## Supplied entries
'''

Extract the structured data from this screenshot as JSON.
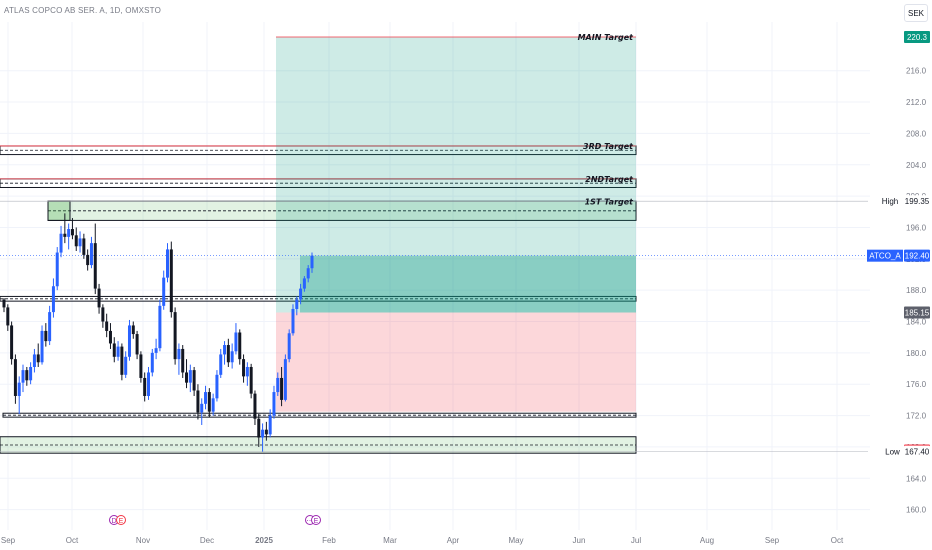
{
  "header": {
    "symbol_title": "ATLAS COPCO AB SER. A, 1D, OMXSTO",
    "currency": "SEK"
  },
  "chart_data": {
    "type": "candlestick",
    "title": "",
    "ylim": [
      159,
      222
    ],
    "y_ticks": [
      160.0,
      164.0,
      168.0,
      172.0,
      176.0,
      180.0,
      184.0,
      188.0,
      192.0,
      196.0,
      200.0,
      204.0,
      208.0,
      212.0,
      216.0
    ],
    "x_ticks": [
      "Sep",
      "Oct",
      "Nov",
      "Dec",
      "2025",
      "Feb",
      "Mar",
      "Apr",
      "May",
      "Jun",
      "Jul",
      "Aug",
      "Sep",
      "Oct"
    ],
    "price_badges": [
      {
        "label": "",
        "value": "220.3",
        "price": 220.3,
        "color": "#089981",
        "text_color": "#ffffff"
      },
      {
        "label": "High",
        "value": "199.35",
        "price": 199.35,
        "color": "#ffffff",
        "text_color": "#131722"
      },
      {
        "label": "ATCO_A",
        "value": "192.40",
        "price": 192.4,
        "color": "#2962ff",
        "text_color": "#ffffff"
      },
      {
        "label": "",
        "value": "185.15",
        "price": 185.15,
        "color": "#5d606b",
        "text_color": "#ffffff"
      },
      {
        "label": "",
        "value": "167.55",
        "price": 167.55,
        "color": "#f23645",
        "text_color": "#ffffff"
      },
      {
        "label": "Low",
        "value": "167.40",
        "price": 167.4,
        "color": "#ffffff",
        "text_color": "#131722"
      }
    ],
    "targets": [
      {
        "label": "MAIN Target",
        "price": 220.3
      },
      {
        "label": "3RD Target",
        "price": 205.9
      },
      {
        "label": "2NDTarget",
        "price": 201.7
      },
      {
        "label": "1ST Target",
        "price": 198.8
      }
    ],
    "zones": [
      {
        "name": "3rd-target-band",
        "top": 206.4,
        "bottom": 205.3,
        "type": "line"
      },
      {
        "name": "2nd-target-band",
        "top": 202.2,
        "bottom": 201.1,
        "type": "line"
      },
      {
        "name": "1st-target-zone",
        "top": 199.35,
        "bottom": 196.9,
        "type": "green"
      },
      {
        "name": "resistance-band",
        "top": 187.2,
        "bottom": 186.6,
        "type": "line"
      },
      {
        "name": "support-band",
        "top": 172.3,
        "bottom": 171.8,
        "type": "line"
      },
      {
        "name": "bottom-support-zone",
        "top": 169.3,
        "bottom": 167.2,
        "type": "green"
      }
    ],
    "position": {
      "entry": 185.15,
      "stop": 172.5,
      "target": 220.3,
      "current": 192.4
    },
    "candles": [
      {
        "o": 186.8,
        "h": 187.0,
        "l": 185.2,
        "c": 185.8
      },
      {
        "o": 185.8,
        "h": 186.2,
        "l": 182.8,
        "c": 183.5
      },
      {
        "o": 183.5,
        "h": 184.0,
        "l": 178.5,
        "c": 179.2
      },
      {
        "o": 179.2,
        "h": 179.8,
        "l": 173.5,
        "c": 174.5
      },
      {
        "o": 174.5,
        "h": 177.0,
        "l": 172.2,
        "c": 176.2
      },
      {
        "o": 176.2,
        "h": 178.5,
        "l": 175.0,
        "c": 177.8
      },
      {
        "o": 177.8,
        "h": 178.2,
        "l": 175.8,
        "c": 176.5
      },
      {
        "o": 176.5,
        "h": 178.8,
        "l": 176.0,
        "c": 178.2
      },
      {
        "o": 178.2,
        "h": 180.5,
        "l": 177.5,
        "c": 179.8
      },
      {
        "o": 179.8,
        "h": 181.2,
        "l": 178.2,
        "c": 178.8
      },
      {
        "o": 178.8,
        "h": 183.5,
        "l": 178.5,
        "c": 182.8
      },
      {
        "o": 182.8,
        "h": 183.8,
        "l": 180.8,
        "c": 181.5
      },
      {
        "o": 181.5,
        "h": 186.0,
        "l": 181.0,
        "c": 185.2
      },
      {
        "o": 185.2,
        "h": 189.5,
        "l": 184.5,
        "c": 188.5
      },
      {
        "o": 188.5,
        "h": 193.5,
        "l": 188.0,
        "c": 192.8
      },
      {
        "o": 192.8,
        "h": 196.2,
        "l": 192.2,
        "c": 195.2
      },
      {
        "o": 195.2,
        "h": 197.8,
        "l": 194.0,
        "c": 194.8
      },
      {
        "o": 194.8,
        "h": 196.5,
        "l": 193.2,
        "c": 195.8
      },
      {
        "o": 195.8,
        "h": 197.2,
        "l": 194.5,
        "c": 195.0
      },
      {
        "o": 195.0,
        "h": 196.0,
        "l": 193.0,
        "c": 193.6
      },
      {
        "o": 193.6,
        "h": 195.5,
        "l": 192.8,
        "c": 194.6
      },
      {
        "o": 194.6,
        "h": 195.2,
        "l": 192.0,
        "c": 192.5
      },
      {
        "o": 192.5,
        "h": 193.2,
        "l": 190.5,
        "c": 191.2
      },
      {
        "o": 191.2,
        "h": 194.8,
        "l": 190.8,
        "c": 194.0
      },
      {
        "o": 194.0,
        "h": 196.5,
        "l": 187.5,
        "c": 188.2
      },
      {
        "o": 188.2,
        "h": 188.8,
        "l": 185.0,
        "c": 185.8
      },
      {
        "o": 185.8,
        "h": 186.2,
        "l": 183.2,
        "c": 184.0
      },
      {
        "o": 184.0,
        "h": 185.0,
        "l": 182.0,
        "c": 182.8
      },
      {
        "o": 182.8,
        "h": 183.8,
        "l": 180.5,
        "c": 181.2
      },
      {
        "o": 181.2,
        "h": 182.0,
        "l": 178.8,
        "c": 179.5
      },
      {
        "o": 179.5,
        "h": 181.5,
        "l": 179.0,
        "c": 180.8
      },
      {
        "o": 180.8,
        "h": 181.2,
        "l": 176.5,
        "c": 177.2
      },
      {
        "o": 177.2,
        "h": 180.2,
        "l": 176.8,
        "c": 179.5
      },
      {
        "o": 179.5,
        "h": 184.2,
        "l": 179.0,
        "c": 183.5
      },
      {
        "o": 183.5,
        "h": 184.0,
        "l": 181.8,
        "c": 182.4
      },
      {
        "o": 182.4,
        "h": 182.8,
        "l": 179.2,
        "c": 179.8
      },
      {
        "o": 179.8,
        "h": 180.2,
        "l": 176.2,
        "c": 176.8
      },
      {
        "o": 176.8,
        "h": 177.5,
        "l": 173.8,
        "c": 174.5
      },
      {
        "o": 174.5,
        "h": 178.2,
        "l": 174.0,
        "c": 177.5
      },
      {
        "o": 177.5,
        "h": 180.5,
        "l": 177.0,
        "c": 180.0
      },
      {
        "o": 180.0,
        "h": 181.8,
        "l": 179.2,
        "c": 180.6
      },
      {
        "o": 180.6,
        "h": 186.8,
        "l": 180.2,
        "c": 186.0
      },
      {
        "o": 186.0,
        "h": 190.5,
        "l": 185.5,
        "c": 189.6
      },
      {
        "o": 189.6,
        "h": 194.0,
        "l": 189.0,
        "c": 193.2
      },
      {
        "o": 193.2,
        "h": 194.2,
        "l": 184.5,
        "c": 185.2
      },
      {
        "o": 185.2,
        "h": 185.8,
        "l": 178.5,
        "c": 179.2
      },
      {
        "o": 179.2,
        "h": 181.2,
        "l": 177.2,
        "c": 180.5
      },
      {
        "o": 180.5,
        "h": 181.0,
        "l": 176.8,
        "c": 177.5
      },
      {
        "o": 177.5,
        "h": 179.2,
        "l": 175.5,
        "c": 176.2
      },
      {
        "o": 176.2,
        "h": 178.5,
        "l": 175.0,
        "c": 177.8
      },
      {
        "o": 177.8,
        "h": 178.2,
        "l": 174.5,
        "c": 175.2
      },
      {
        "o": 175.2,
        "h": 176.0,
        "l": 171.5,
        "c": 172.4
      },
      {
        "o": 172.4,
        "h": 174.2,
        "l": 170.8,
        "c": 173.5
      },
      {
        "o": 173.5,
        "h": 175.8,
        "l": 172.8,
        "c": 175.0
      },
      {
        "o": 175.0,
        "h": 175.5,
        "l": 171.8,
        "c": 172.5
      },
      {
        "o": 172.5,
        "h": 174.8,
        "l": 172.0,
        "c": 174.2
      },
      {
        "o": 174.2,
        "h": 177.8,
        "l": 173.8,
        "c": 177.2
      },
      {
        "o": 177.2,
        "h": 180.5,
        "l": 176.8,
        "c": 179.8
      },
      {
        "o": 179.8,
        "h": 181.5,
        "l": 178.5,
        "c": 181.0
      },
      {
        "o": 181.0,
        "h": 181.8,
        "l": 178.2,
        "c": 178.8
      },
      {
        "o": 178.8,
        "h": 181.2,
        "l": 178.0,
        "c": 180.2
      },
      {
        "o": 180.2,
        "h": 183.8,
        "l": 179.8,
        "c": 182.6
      },
      {
        "o": 182.6,
        "h": 183.0,
        "l": 178.5,
        "c": 179.2
      },
      {
        "o": 179.2,
        "h": 179.8,
        "l": 176.2,
        "c": 177.0
      },
      {
        "o": 177.0,
        "h": 178.8,
        "l": 175.8,
        "c": 178.2
      },
      {
        "o": 178.2,
        "h": 178.6,
        "l": 174.2,
        "c": 174.8
      },
      {
        "o": 174.8,
        "h": 175.2,
        "l": 170.8,
        "c": 171.6
      },
      {
        "o": 171.6,
        "h": 172.2,
        "l": 168.0,
        "c": 169.2
      },
      {
        "o": 169.2,
        "h": 171.0,
        "l": 167.4,
        "c": 170.2
      },
      {
        "o": 170.2,
        "h": 171.2,
        "l": 168.8,
        "c": 169.6
      },
      {
        "o": 169.6,
        "h": 172.8,
        "l": 169.2,
        "c": 172.0
      },
      {
        "o": 172.0,
        "h": 175.8,
        "l": 171.6,
        "c": 175.0
      },
      {
        "o": 175.0,
        "h": 177.5,
        "l": 174.5,
        "c": 176.8
      },
      {
        "o": 176.8,
        "h": 178.2,
        "l": 173.2,
        "c": 174.0
      },
      {
        "o": 174.0,
        "h": 179.8,
        "l": 173.8,
        "c": 179.2
      },
      {
        "o": 179.2,
        "h": 183.0,
        "l": 178.8,
        "c": 182.5
      },
      {
        "o": 182.5,
        "h": 186.2,
        "l": 182.2,
        "c": 185.6
      },
      {
        "o": 185.6,
        "h": 187.2,
        "l": 184.8,
        "c": 186.8
      },
      {
        "o": 186.8,
        "h": 188.8,
        "l": 186.2,
        "c": 188.2
      },
      {
        "o": 188.2,
        "h": 189.8,
        "l": 187.8,
        "c": 189.5
      },
      {
        "o": 189.5,
        "h": 191.2,
        "l": 189.0,
        "c": 190.8
      },
      {
        "o": 190.8,
        "h": 192.8,
        "l": 190.2,
        "c": 192.4
      }
    ]
  }
}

'''

## Brief
Report back each line of the entries that holds the string "value".

## Problem solution
        "value": "220.3",
        "value": "199.35",
        "value": "192.40",
        "value": "185.15",
        "value": "167.55",
        "value": "167.40",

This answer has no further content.